• Prompt: Write out each line that follows exactly as it stands, without the pictures.

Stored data
= = = =

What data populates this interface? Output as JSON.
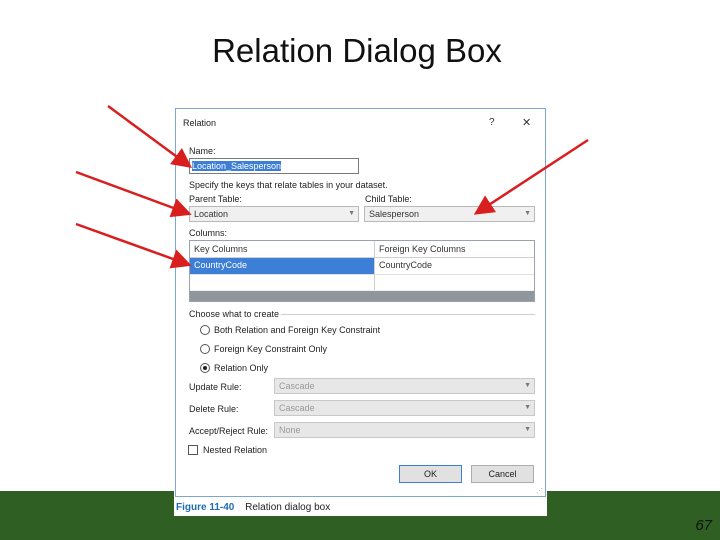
{
  "slide": {
    "title": "Relation Dialog Box",
    "page_number": "67"
  },
  "dialog": {
    "title": "Relation",
    "help_icon": "?",
    "close_icon": "✕",
    "name_label": "Name:",
    "name_value": "Location_Salesperson",
    "instruction": "Specify the keys that relate tables in your dataset.",
    "parent_table_label": "Parent Table:",
    "parent_table_value": "Location",
    "child_table_label": "Child Table:",
    "child_table_value": "Salesperson",
    "columns_label": "Columns:",
    "grid": {
      "headers": [
        "Key Columns",
        "Foreign Key Columns"
      ],
      "rows": [
        [
          "CountryCode",
          "CountryCode"
        ]
      ]
    },
    "choose_label": "Choose what to create",
    "options": [
      {
        "label": "Both Relation and Foreign Key Constraint",
        "selected": false
      },
      {
        "label": "Foreign Key Constraint Only",
        "selected": false
      },
      {
        "label": "Relation Only",
        "selected": true
      }
    ],
    "update_rule_label": "Update Rule:",
    "update_rule_value": "Cascade",
    "delete_rule_label": "Delete Rule:",
    "delete_rule_value": "Cascade",
    "accept_reject_label": "Accept/Reject Rule:",
    "accept_reject_value": "None",
    "nested_relation_label": "Nested Relation",
    "nested_relation_checked": false,
    "ok_label": "OK",
    "cancel_label": "Cancel"
  },
  "caption": {
    "figure_number": "Figure 11-40",
    "text": "Relation dialog box"
  },
  "colors": {
    "arrow": "#d91e1e",
    "selection": "#3d7fd6",
    "band": "#2f5f22"
  }
}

= = = =

• Solution:
What data populates this interface? Output as JSON.
{
  "slide": {
    "title": "Relation Dialog Box",
    "page_number": "67"
  },
  "dialog": {
    "title": "Relation",
    "help_icon": "?",
    "close_icon": "✕",
    "name_label": "Name:",
    "name_value": "Location_Salesperson",
    "instruction": "Specify the keys that relate tables in your dataset.",
    "parent_table_label": "Parent Table:",
    "parent_table_value": "Location",
    "child_table_label": "Child Table:",
    "child_table_value": "Salesperson",
    "columns_label": "Columns:",
    "grid": {
      "headers": [
        "Key Columns",
        "Foreign Key Columns"
      ],
      "rows": [
        [
          "CountryCode",
          "CountryCode"
        ]
      ]
    },
    "choose_label": "Choose what to create",
    "options": [
      {
        "label": "Both Relation and Foreign Key Constraint",
        "selected": false
      },
      {
        "label": "Foreign Key Constraint Only",
        "selected": false
      },
      {
        "label": "Relation Only",
        "selected": true
      }
    ],
    "update_rule_label": "Update Rule:",
    "update_rule_value": "Cascade",
    "delete_rule_label": "Delete Rule:",
    "delete_rule_value": "Cascade",
    "accept_reject_label": "Accept/Reject Rule:",
    "accept_reject_value": "None",
    "nested_relation_label": "Nested Relation",
    "nested_relation_checked": false,
    "ok_label": "OK",
    "cancel_label": "Cancel"
  },
  "caption": {
    "figure_number": "Figure 11-40",
    "text": "Relation dialog box"
  },
  "colors": {
    "arrow": "#d91e1e",
    "selection": "#3d7fd6",
    "band": "#2f5f22"
  }
}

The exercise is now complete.